(Lines of data)
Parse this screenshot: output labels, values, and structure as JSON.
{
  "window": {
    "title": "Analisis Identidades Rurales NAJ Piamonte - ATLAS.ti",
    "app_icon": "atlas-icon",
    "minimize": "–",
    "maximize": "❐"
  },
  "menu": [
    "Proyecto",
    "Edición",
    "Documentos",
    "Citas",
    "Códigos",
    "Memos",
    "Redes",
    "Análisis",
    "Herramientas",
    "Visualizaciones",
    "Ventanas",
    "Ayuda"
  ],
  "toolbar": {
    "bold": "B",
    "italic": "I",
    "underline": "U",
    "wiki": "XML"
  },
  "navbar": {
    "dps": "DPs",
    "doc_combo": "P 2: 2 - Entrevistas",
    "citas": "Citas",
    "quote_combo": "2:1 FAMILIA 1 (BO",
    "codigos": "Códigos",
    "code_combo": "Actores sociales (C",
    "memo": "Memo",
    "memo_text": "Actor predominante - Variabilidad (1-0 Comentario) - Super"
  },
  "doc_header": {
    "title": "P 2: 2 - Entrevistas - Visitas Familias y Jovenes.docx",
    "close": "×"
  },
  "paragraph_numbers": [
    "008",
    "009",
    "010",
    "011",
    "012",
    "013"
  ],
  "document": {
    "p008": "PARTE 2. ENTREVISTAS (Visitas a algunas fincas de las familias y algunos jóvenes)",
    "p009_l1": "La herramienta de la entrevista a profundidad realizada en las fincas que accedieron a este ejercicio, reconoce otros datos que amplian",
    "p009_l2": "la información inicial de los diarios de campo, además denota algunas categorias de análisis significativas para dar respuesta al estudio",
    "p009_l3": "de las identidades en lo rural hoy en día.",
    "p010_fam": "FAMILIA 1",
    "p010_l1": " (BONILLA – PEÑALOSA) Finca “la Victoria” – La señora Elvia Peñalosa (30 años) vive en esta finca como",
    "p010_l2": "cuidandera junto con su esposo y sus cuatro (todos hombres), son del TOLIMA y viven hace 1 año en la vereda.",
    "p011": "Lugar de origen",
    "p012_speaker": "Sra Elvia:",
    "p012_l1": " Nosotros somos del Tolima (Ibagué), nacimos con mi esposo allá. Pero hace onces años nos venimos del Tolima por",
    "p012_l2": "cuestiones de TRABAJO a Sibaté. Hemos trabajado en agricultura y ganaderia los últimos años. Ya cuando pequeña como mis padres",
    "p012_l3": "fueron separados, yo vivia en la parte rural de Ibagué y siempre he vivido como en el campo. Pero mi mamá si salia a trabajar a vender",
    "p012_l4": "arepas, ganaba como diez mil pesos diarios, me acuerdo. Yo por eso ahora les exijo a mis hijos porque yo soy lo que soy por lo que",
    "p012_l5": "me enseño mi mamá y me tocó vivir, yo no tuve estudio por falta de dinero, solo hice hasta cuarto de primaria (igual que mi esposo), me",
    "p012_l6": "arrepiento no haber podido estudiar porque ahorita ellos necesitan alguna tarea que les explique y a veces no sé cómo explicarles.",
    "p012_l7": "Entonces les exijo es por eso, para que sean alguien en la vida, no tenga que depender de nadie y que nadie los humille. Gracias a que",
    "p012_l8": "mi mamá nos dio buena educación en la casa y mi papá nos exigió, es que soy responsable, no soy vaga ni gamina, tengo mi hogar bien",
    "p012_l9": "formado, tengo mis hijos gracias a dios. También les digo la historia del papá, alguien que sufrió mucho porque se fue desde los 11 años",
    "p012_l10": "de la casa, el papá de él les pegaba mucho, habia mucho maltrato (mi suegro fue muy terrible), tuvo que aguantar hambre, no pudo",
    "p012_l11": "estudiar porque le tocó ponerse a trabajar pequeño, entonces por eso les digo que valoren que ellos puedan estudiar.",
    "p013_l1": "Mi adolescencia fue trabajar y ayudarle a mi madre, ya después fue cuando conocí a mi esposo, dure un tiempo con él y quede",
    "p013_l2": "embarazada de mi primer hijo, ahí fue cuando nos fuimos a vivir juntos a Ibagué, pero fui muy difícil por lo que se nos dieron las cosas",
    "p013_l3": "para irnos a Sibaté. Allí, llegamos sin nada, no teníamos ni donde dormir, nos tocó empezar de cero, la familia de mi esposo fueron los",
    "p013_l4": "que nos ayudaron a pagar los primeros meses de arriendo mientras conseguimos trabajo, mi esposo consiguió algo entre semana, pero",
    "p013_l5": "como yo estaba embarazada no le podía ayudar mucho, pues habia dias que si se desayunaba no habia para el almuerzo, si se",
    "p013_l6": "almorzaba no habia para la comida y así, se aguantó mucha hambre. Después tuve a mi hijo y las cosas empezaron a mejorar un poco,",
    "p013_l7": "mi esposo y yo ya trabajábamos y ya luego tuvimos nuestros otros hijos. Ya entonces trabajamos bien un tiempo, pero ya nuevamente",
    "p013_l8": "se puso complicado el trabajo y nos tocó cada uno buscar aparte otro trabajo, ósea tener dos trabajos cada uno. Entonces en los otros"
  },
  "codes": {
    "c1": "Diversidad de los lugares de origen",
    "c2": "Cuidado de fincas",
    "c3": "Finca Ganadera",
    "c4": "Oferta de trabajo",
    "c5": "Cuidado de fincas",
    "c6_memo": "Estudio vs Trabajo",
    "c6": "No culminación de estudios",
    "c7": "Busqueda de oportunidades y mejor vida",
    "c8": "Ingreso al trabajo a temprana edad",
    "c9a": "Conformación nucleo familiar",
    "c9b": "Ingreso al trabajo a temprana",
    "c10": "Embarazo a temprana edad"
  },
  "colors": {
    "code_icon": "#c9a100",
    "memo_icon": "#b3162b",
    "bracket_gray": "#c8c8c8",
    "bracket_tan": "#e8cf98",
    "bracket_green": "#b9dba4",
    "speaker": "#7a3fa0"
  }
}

**Objective**: Copy each line of the entries that includes the word "vivir".

**The solution**:
    "p012_l5": "me enseño mi mamá y me tocó vivir, yo no tuve estudio por falta de dinero, solo hice hasta cuarto de primaria (igual que mi esposo), me",
    "p013_l2": "embarazada de mi primer hijo, ahí fue cuando nos fuimos a vivir juntos a Ibagué, pero fui muy difícil por lo que se nos dieron las cosas",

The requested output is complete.